The exercise » Extract every line where the string "style" appears.

▬▬▬▬▬▬

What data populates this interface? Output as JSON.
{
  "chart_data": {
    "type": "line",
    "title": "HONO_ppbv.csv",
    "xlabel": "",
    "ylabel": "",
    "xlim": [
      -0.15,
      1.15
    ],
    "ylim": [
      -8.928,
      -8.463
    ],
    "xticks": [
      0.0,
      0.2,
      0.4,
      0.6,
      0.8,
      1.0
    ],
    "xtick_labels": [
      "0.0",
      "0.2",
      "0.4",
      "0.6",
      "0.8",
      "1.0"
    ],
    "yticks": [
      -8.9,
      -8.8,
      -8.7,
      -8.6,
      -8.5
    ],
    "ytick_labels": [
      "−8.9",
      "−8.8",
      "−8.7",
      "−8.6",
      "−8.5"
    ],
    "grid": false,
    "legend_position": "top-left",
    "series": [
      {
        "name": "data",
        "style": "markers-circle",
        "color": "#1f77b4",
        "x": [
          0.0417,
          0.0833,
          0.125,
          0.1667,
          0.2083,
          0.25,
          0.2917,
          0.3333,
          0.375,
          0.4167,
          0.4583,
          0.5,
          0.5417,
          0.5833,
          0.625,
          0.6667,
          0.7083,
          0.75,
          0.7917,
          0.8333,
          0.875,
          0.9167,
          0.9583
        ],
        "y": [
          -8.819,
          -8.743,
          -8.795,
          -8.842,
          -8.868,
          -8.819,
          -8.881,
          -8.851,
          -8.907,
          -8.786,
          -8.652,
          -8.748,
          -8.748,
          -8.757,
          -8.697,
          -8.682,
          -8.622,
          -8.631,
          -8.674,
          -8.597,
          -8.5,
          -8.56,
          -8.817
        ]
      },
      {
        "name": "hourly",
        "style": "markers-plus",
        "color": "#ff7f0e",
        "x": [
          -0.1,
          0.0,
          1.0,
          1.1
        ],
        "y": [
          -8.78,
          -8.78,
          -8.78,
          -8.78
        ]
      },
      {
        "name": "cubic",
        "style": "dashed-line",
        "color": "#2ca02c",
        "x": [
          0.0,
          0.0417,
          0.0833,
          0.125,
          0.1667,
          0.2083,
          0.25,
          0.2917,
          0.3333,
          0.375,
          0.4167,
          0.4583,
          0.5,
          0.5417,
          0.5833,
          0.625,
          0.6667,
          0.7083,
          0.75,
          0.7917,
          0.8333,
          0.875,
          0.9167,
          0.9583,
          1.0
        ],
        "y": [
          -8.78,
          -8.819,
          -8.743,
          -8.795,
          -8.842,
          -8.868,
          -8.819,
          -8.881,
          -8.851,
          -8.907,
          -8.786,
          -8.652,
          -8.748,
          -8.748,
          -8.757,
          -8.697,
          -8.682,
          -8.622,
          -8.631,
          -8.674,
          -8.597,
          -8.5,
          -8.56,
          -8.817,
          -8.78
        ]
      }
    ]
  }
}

▬▬▬▬▬▬

Response to this task »
        "style": "markers-circle",
        "style": "markers-plus",
        "style": "dashed-line",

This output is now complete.